Extrait du document:
______________________________

# Repliquer calcul cosine en Spark

# Objective(s)

Repliquer le code du calcul de la distance entre 2 listes de mots en Spark.

In [1]:
from datum import spark

Successfully imported Spark Modules
/opt/mapr/spark/spark-2.2.1/python/pyspark/shell.py
Welcome to
      ____              __
     / __/__  ___ _____/ /__
    _\ \/ _ \/ _ `/ __/  '_/
   /__ / .__/\_,_/_/ /_/\_\   version 2.2.1-mapr-1901
      /_/

Using Python version 2.7.15 (default, Mar  5 2020 14:56:06)
SparkSession available as 'spark'.

______________________________

Données extraites:

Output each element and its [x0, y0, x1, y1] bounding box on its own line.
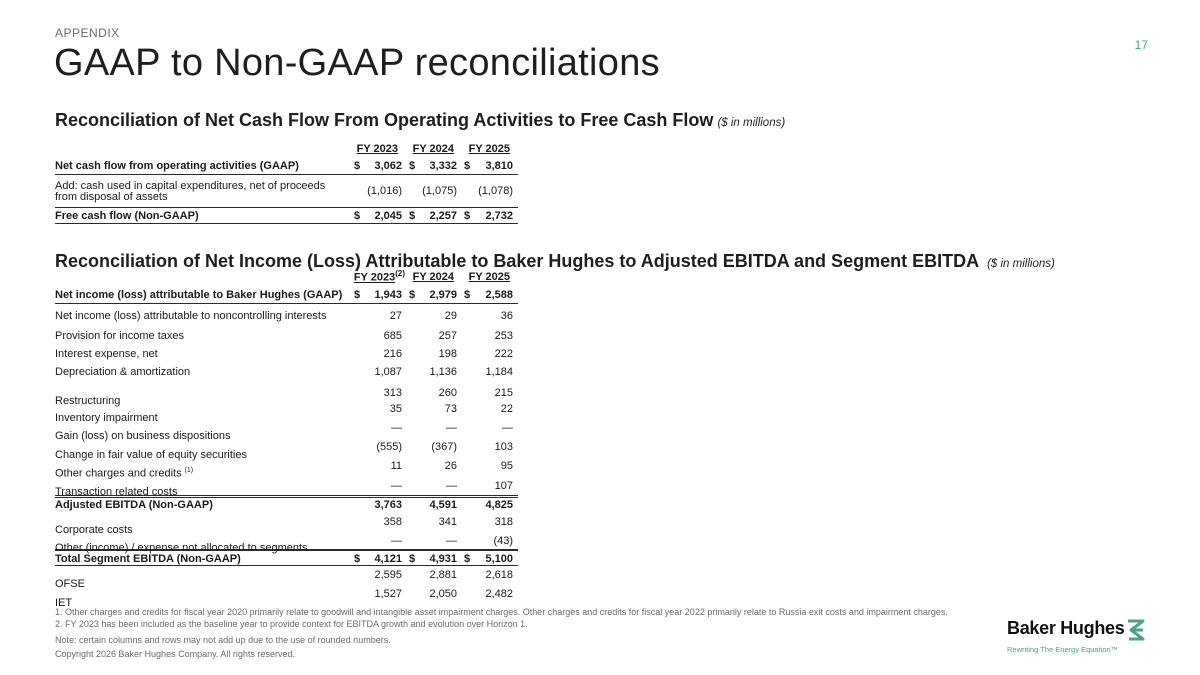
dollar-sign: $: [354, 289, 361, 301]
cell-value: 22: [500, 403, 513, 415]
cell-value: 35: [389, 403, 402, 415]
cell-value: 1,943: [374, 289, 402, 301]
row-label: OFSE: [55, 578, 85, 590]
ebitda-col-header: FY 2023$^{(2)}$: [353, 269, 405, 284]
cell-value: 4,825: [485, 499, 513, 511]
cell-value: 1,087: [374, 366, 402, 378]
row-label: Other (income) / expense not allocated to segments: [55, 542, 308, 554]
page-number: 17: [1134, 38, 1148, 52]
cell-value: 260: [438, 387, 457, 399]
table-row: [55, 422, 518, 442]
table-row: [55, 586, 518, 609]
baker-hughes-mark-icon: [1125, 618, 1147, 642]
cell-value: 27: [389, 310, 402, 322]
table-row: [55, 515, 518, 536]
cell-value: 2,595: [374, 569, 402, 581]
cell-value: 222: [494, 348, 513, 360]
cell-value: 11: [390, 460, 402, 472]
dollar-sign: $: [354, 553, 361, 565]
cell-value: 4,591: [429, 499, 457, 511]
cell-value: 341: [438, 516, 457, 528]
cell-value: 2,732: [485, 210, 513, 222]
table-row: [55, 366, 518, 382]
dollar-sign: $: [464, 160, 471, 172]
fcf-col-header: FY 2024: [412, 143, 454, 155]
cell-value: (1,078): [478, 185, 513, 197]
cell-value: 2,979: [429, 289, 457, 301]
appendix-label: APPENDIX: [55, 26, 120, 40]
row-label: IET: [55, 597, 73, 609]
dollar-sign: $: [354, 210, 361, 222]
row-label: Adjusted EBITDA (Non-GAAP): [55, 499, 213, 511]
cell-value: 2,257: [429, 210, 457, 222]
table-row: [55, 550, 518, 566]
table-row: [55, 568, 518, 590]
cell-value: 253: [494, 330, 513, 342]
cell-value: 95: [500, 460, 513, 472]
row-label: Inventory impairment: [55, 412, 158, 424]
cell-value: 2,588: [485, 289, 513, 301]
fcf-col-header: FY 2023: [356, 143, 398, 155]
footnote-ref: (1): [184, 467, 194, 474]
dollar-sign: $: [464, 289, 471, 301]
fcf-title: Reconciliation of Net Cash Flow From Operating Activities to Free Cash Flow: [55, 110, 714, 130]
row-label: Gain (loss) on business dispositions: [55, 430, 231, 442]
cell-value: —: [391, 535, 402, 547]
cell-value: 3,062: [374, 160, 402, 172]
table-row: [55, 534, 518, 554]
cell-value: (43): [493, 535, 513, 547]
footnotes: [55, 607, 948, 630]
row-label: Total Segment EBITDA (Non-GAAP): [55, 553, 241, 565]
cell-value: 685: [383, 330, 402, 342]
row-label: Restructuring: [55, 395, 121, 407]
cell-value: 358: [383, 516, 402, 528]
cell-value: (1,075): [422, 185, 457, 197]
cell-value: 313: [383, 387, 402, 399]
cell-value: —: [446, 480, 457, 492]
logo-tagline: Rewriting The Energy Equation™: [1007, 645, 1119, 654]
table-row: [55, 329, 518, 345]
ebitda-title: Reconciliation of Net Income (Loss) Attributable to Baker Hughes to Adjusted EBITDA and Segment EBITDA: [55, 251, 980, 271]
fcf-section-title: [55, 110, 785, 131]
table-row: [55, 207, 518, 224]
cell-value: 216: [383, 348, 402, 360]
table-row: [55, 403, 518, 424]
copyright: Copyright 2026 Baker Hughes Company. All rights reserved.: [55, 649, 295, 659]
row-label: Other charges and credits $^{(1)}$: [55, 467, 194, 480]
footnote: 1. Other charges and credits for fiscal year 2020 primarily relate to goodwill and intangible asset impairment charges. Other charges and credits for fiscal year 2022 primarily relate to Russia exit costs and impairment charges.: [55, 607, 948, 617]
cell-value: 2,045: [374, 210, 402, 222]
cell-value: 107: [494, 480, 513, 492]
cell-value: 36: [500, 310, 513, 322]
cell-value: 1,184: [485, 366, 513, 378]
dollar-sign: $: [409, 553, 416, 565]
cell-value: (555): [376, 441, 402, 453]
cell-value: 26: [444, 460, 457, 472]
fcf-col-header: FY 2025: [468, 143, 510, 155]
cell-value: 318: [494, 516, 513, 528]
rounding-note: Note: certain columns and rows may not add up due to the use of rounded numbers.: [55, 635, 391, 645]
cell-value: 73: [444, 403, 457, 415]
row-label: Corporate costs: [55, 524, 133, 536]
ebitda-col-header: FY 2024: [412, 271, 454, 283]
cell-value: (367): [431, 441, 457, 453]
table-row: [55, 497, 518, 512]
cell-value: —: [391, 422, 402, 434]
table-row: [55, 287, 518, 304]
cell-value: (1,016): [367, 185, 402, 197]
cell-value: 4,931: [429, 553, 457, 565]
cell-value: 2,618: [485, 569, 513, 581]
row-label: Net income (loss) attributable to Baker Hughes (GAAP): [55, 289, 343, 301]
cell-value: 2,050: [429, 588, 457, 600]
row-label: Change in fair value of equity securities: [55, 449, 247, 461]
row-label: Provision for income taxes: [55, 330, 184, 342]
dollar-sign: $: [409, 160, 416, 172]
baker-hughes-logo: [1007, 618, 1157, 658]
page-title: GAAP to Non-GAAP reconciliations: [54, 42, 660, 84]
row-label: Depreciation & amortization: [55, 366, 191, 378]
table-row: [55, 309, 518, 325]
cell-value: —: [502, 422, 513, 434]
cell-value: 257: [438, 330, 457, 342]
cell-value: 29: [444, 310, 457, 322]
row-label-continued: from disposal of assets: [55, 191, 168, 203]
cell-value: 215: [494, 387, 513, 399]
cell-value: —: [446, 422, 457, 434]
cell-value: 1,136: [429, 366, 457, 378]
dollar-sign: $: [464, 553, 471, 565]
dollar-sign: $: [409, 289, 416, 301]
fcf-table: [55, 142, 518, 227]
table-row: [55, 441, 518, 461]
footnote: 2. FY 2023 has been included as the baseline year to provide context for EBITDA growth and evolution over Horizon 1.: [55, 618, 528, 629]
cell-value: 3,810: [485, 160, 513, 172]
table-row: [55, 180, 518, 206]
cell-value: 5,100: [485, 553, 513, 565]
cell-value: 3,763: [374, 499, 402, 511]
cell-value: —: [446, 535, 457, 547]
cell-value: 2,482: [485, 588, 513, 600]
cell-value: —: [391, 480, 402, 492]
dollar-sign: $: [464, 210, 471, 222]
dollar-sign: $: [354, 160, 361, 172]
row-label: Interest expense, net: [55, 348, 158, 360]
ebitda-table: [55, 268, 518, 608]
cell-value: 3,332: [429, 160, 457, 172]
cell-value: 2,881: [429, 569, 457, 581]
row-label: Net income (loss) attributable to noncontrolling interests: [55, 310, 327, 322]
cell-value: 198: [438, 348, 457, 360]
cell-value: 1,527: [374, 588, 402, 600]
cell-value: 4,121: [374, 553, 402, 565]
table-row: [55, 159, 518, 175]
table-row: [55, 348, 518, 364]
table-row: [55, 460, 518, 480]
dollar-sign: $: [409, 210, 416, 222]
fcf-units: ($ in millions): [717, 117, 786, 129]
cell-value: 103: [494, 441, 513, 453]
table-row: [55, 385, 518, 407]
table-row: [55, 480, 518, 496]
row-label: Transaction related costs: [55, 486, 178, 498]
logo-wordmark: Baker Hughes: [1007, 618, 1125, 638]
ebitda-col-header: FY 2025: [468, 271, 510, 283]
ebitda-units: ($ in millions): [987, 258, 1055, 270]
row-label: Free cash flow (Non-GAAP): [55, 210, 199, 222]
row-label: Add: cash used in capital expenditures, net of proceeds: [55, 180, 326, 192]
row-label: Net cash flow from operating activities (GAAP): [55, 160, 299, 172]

______________________________

Consigne: Veuillez indiquer la version de Python utilisée selon l'extrait du document. Les enregistrements forment un matériau distinct de l'extrait du document.

Solution proposée: Python 2.7.15.